→ OBJECTIVE: Gather, from the listing beneath this task, every line holding the string "JSON".

━━━━━ GIVEN ENTRIES

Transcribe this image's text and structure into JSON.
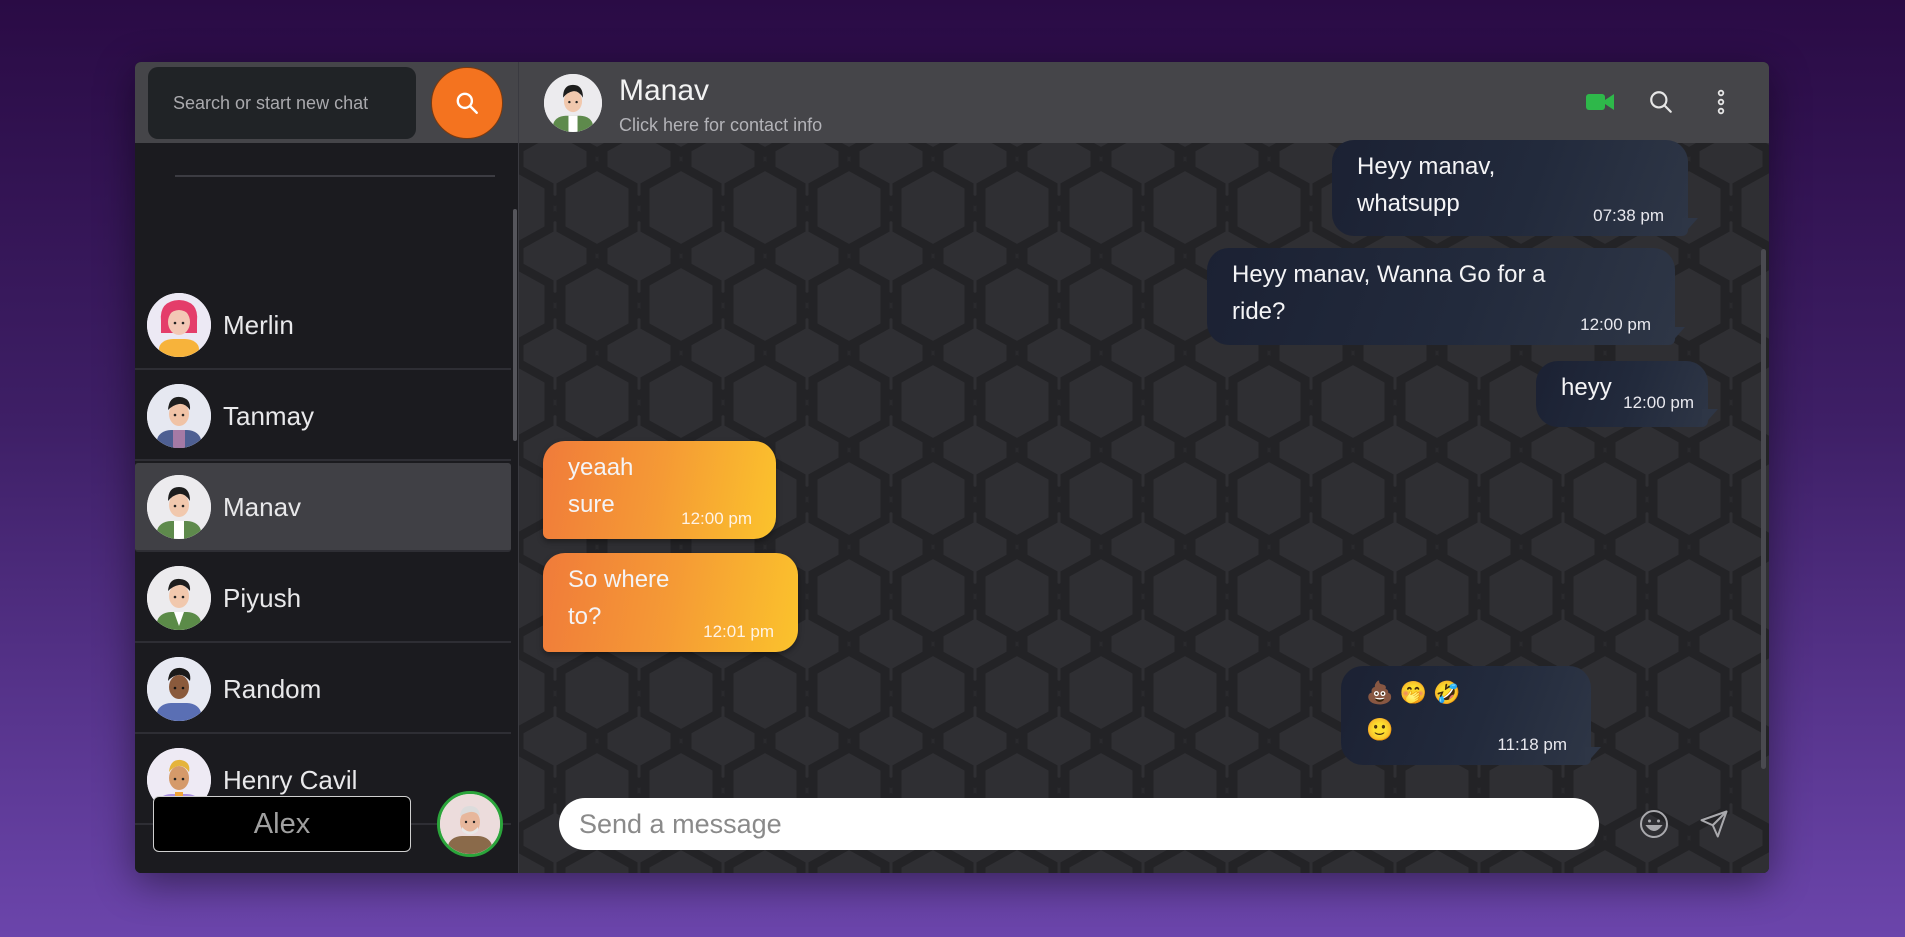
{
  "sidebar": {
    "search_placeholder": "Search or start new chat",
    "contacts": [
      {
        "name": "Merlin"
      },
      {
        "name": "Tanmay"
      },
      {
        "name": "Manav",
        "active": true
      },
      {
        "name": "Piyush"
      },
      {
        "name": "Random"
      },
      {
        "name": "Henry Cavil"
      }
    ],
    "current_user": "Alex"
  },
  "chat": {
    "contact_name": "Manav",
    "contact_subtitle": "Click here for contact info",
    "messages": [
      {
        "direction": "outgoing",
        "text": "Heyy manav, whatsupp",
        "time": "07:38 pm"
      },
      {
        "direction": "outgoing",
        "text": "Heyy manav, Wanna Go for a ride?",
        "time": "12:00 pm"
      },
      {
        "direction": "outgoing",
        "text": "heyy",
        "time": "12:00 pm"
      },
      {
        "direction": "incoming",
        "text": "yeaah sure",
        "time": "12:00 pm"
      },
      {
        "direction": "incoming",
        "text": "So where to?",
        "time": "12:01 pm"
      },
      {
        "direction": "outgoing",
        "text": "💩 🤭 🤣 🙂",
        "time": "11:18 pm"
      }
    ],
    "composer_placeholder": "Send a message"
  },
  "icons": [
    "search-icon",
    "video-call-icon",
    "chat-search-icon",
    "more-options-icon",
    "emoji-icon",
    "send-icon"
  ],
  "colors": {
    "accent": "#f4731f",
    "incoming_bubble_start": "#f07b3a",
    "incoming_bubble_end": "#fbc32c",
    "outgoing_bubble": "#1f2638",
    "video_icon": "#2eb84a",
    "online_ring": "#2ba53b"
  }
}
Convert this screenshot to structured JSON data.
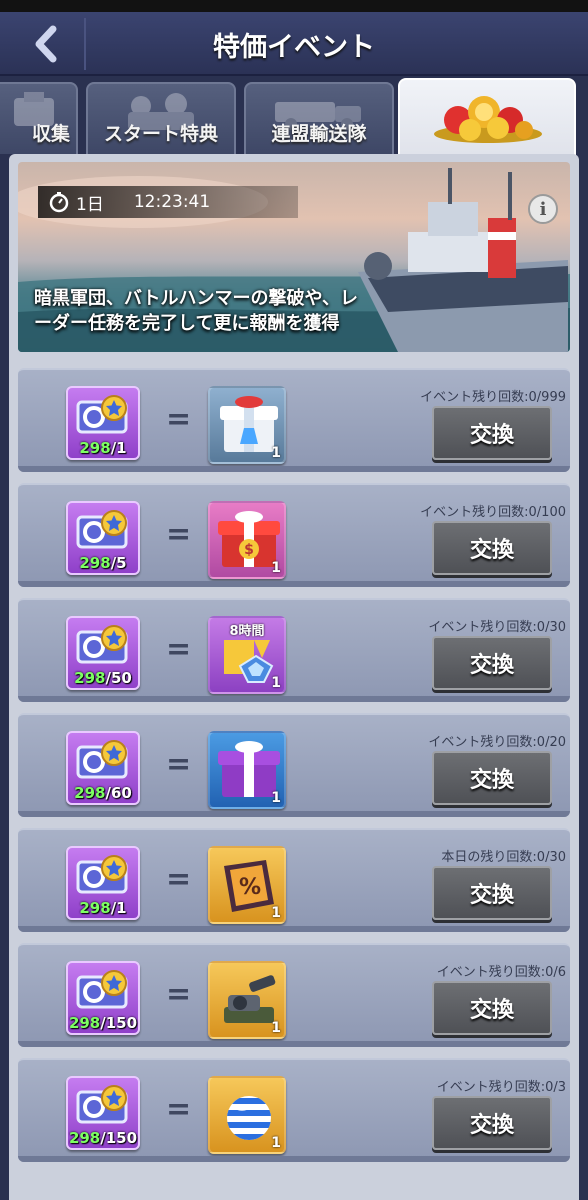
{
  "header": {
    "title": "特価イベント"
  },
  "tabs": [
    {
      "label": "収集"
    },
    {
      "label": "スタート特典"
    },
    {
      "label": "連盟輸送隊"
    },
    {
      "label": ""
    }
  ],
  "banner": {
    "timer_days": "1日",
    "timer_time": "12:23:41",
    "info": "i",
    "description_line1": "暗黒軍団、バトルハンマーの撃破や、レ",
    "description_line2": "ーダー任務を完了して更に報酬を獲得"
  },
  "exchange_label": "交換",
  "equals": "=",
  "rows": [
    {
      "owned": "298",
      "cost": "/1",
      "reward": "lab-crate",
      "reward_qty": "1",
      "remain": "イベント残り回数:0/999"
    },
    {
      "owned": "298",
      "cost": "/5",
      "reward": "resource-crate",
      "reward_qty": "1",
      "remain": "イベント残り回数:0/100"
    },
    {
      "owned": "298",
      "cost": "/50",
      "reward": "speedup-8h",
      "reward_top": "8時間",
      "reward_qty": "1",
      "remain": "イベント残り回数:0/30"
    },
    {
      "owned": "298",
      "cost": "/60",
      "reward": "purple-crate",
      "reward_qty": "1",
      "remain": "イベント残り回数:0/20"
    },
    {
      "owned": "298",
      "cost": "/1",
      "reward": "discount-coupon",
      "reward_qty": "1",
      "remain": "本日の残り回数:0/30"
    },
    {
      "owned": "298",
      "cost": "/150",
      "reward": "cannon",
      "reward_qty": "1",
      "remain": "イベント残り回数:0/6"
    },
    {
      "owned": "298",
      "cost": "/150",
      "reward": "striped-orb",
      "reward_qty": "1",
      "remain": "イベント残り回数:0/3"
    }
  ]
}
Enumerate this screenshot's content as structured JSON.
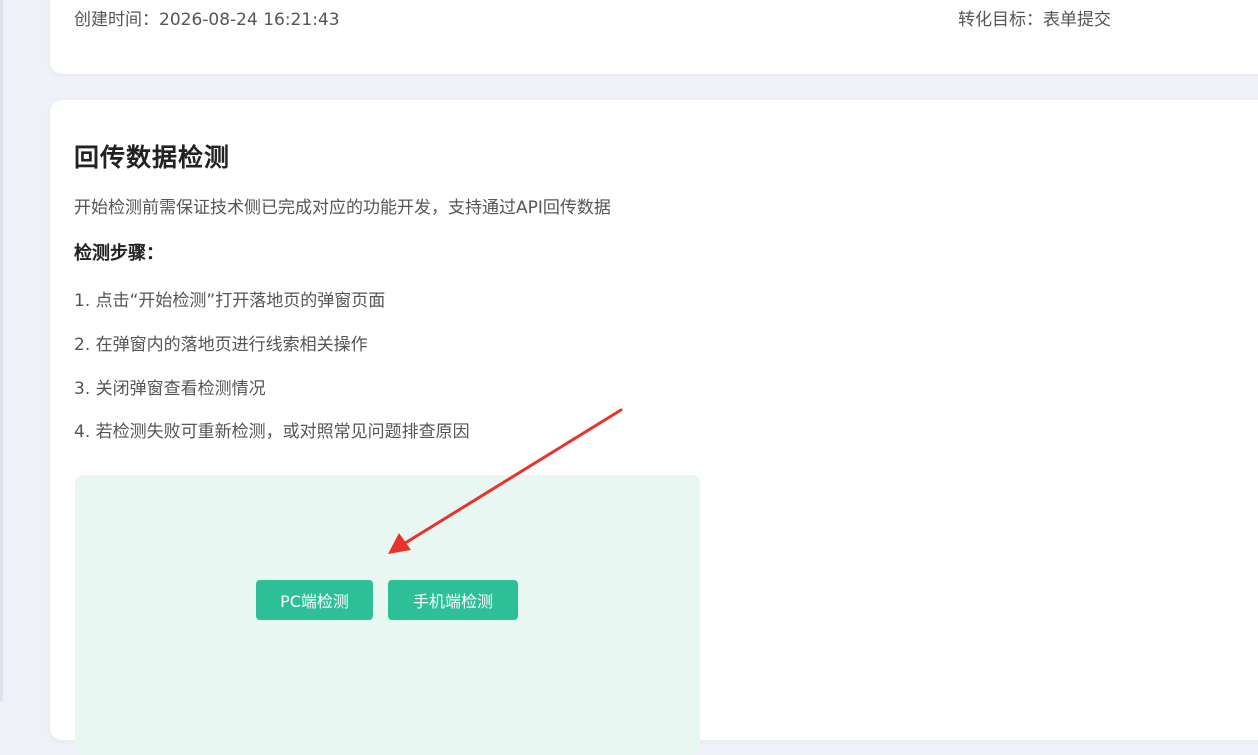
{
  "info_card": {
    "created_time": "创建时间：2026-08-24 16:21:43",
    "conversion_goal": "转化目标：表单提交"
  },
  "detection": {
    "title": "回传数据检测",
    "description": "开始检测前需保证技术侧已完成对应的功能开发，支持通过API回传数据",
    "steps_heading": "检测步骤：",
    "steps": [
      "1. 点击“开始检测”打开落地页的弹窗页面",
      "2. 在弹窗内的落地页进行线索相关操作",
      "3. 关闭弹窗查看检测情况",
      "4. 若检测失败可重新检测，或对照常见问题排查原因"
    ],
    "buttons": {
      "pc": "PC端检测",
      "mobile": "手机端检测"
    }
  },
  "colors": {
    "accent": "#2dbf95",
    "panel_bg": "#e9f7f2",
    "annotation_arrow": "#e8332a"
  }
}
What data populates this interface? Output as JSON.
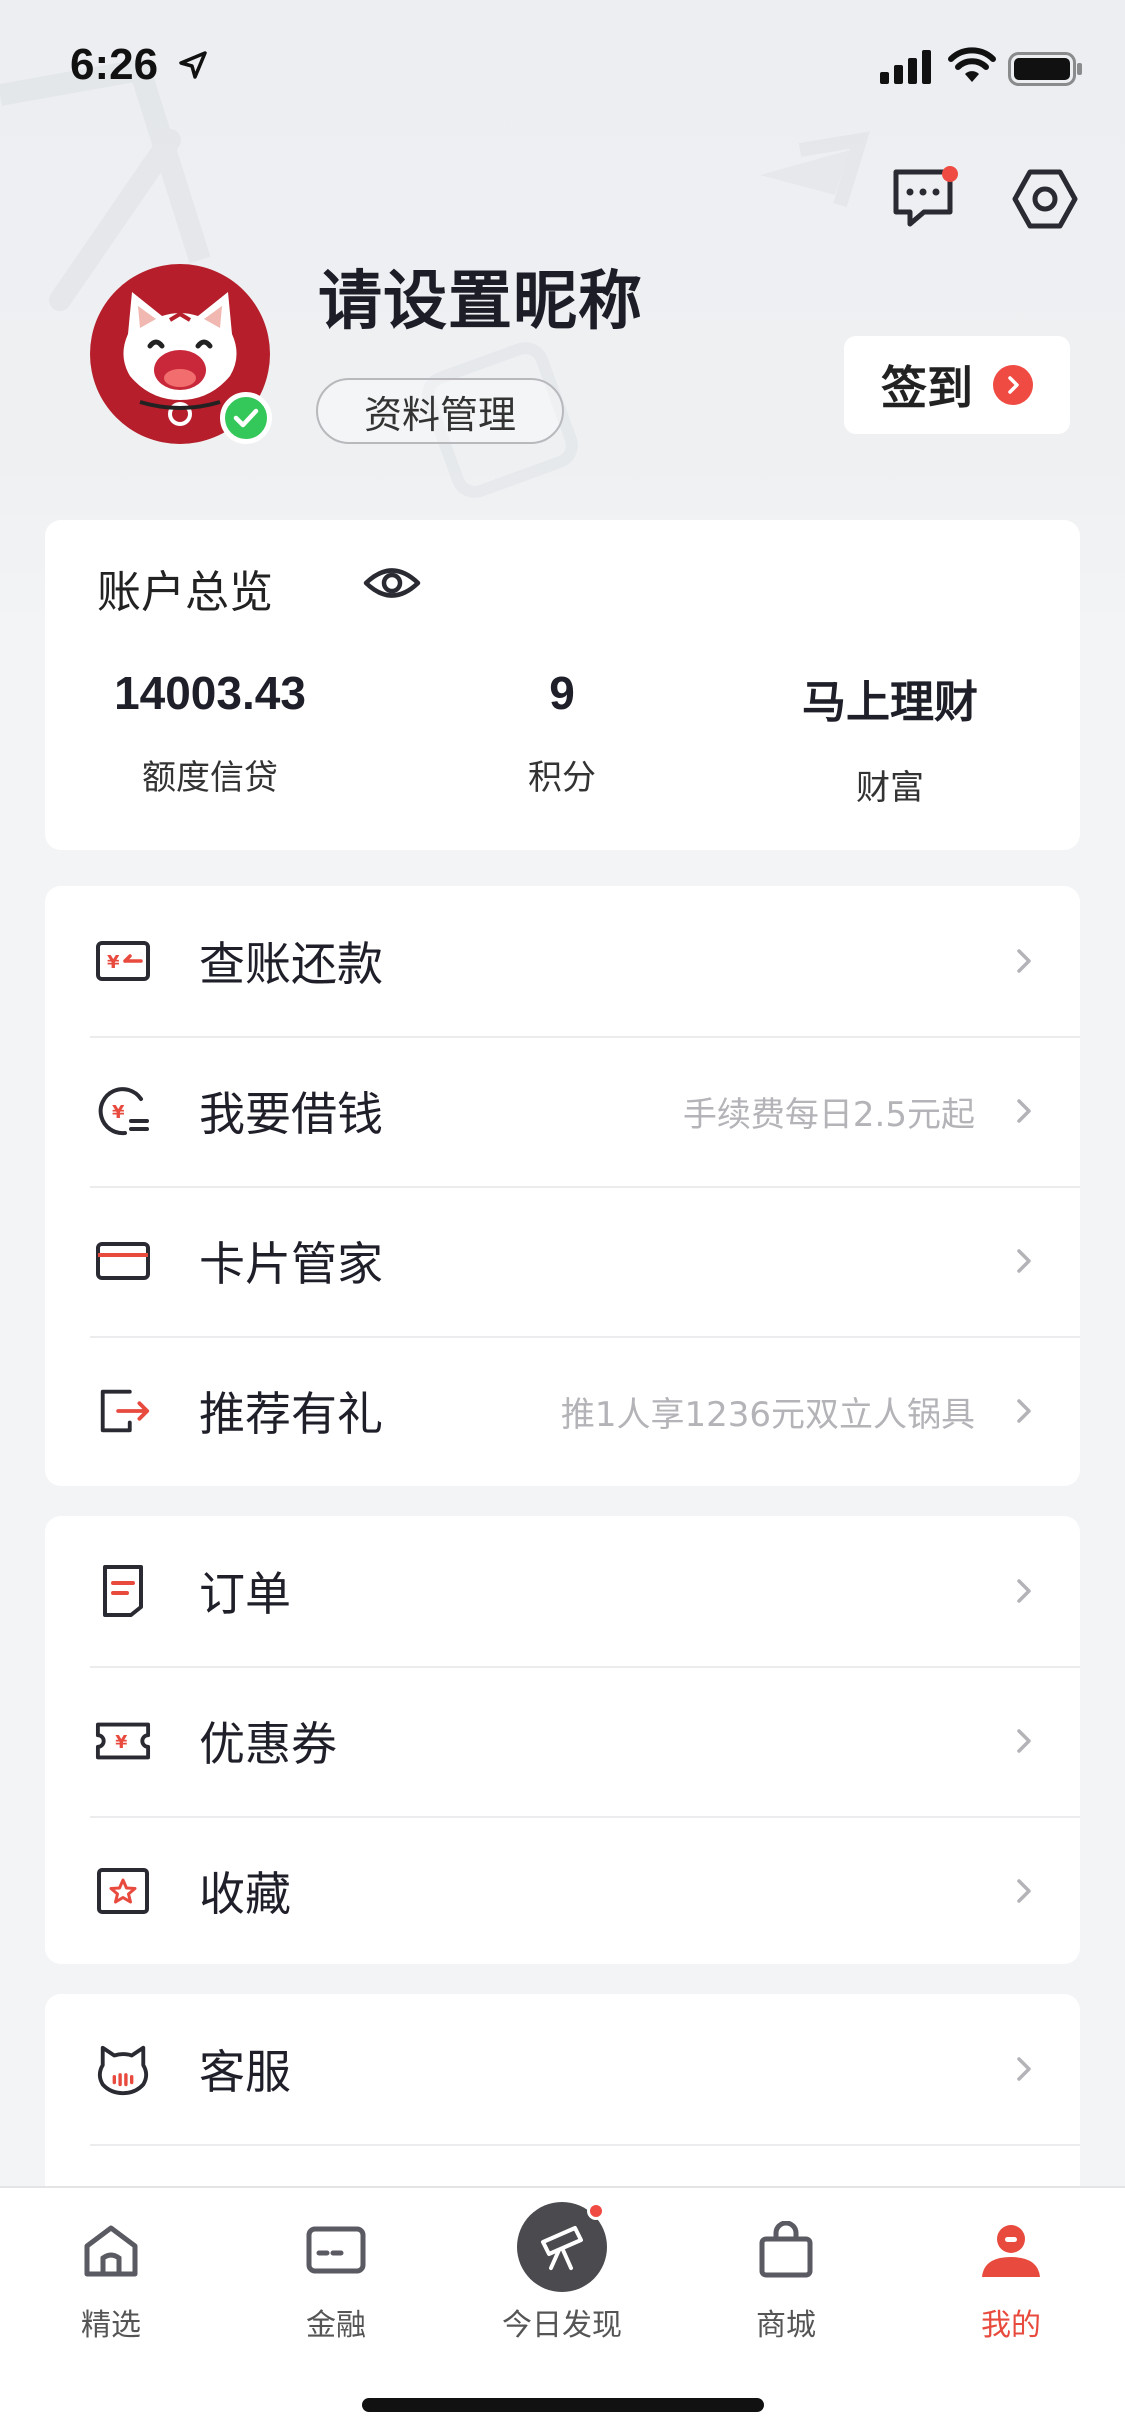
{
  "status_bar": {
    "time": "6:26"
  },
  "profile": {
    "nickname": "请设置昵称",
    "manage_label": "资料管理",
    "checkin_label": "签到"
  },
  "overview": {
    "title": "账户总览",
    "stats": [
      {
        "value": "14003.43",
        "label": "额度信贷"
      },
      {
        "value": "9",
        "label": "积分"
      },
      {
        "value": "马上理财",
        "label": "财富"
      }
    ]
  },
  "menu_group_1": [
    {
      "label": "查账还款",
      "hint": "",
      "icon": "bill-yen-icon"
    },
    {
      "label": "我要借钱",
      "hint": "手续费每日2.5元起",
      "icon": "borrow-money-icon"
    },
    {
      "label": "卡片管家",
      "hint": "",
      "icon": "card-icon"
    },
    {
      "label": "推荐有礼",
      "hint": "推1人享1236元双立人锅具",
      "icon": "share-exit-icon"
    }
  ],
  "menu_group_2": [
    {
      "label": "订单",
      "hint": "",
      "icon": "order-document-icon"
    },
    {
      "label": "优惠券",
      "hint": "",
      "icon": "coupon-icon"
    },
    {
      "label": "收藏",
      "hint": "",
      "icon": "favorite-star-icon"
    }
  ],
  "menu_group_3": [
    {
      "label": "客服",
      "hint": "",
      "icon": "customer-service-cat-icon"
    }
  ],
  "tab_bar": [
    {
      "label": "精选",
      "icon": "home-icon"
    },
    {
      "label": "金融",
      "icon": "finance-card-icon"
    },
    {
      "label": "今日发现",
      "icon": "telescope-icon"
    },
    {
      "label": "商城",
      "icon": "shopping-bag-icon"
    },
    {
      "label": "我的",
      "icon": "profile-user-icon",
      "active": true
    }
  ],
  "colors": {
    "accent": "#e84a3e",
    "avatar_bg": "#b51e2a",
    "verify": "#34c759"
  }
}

━━━━━━━━━━

→ SOLUTION:
Transcribe this image's text and structure into JSON.
Convert this screenshot to structured JSON data.
Enumerate this screenshot's content as structured JSON.
What data populates this interface? Output as JSON.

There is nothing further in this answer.